### PROBLEM TO WORK ON
Copy out the lines that include the word "SGAN".

### TASK MATERIAL
^^^^
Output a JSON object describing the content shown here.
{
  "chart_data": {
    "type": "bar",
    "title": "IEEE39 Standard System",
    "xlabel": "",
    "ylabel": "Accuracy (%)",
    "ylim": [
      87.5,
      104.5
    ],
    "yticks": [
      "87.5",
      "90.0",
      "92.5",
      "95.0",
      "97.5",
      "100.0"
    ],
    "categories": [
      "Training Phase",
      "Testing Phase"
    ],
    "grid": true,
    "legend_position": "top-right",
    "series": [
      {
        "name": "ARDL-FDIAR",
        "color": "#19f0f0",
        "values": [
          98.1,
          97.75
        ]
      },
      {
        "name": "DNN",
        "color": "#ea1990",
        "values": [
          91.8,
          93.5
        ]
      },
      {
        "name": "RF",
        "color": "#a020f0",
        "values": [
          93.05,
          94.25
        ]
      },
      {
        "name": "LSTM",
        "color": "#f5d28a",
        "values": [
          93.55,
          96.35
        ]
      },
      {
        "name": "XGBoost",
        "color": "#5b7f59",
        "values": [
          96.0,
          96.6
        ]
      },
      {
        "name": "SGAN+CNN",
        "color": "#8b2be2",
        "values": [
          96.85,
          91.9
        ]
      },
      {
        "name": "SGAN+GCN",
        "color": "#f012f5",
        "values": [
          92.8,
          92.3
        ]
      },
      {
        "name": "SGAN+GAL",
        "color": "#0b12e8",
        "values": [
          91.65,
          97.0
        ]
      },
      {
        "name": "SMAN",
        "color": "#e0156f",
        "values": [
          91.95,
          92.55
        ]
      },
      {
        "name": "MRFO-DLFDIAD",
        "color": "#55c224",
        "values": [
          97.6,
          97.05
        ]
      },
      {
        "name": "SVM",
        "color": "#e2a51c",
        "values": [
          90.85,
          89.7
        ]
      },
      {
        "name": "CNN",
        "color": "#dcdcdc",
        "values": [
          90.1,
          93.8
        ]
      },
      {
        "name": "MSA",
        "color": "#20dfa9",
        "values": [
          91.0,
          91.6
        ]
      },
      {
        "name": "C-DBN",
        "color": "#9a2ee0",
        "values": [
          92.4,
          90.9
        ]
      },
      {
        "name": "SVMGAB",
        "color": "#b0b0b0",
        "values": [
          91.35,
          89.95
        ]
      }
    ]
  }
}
^^^^
### SOLUTION TO THE EXERCISE
        "name": "SGAN+CNN",
        "name": "SGAN+GCN",
        "name": "SGAN+GAL",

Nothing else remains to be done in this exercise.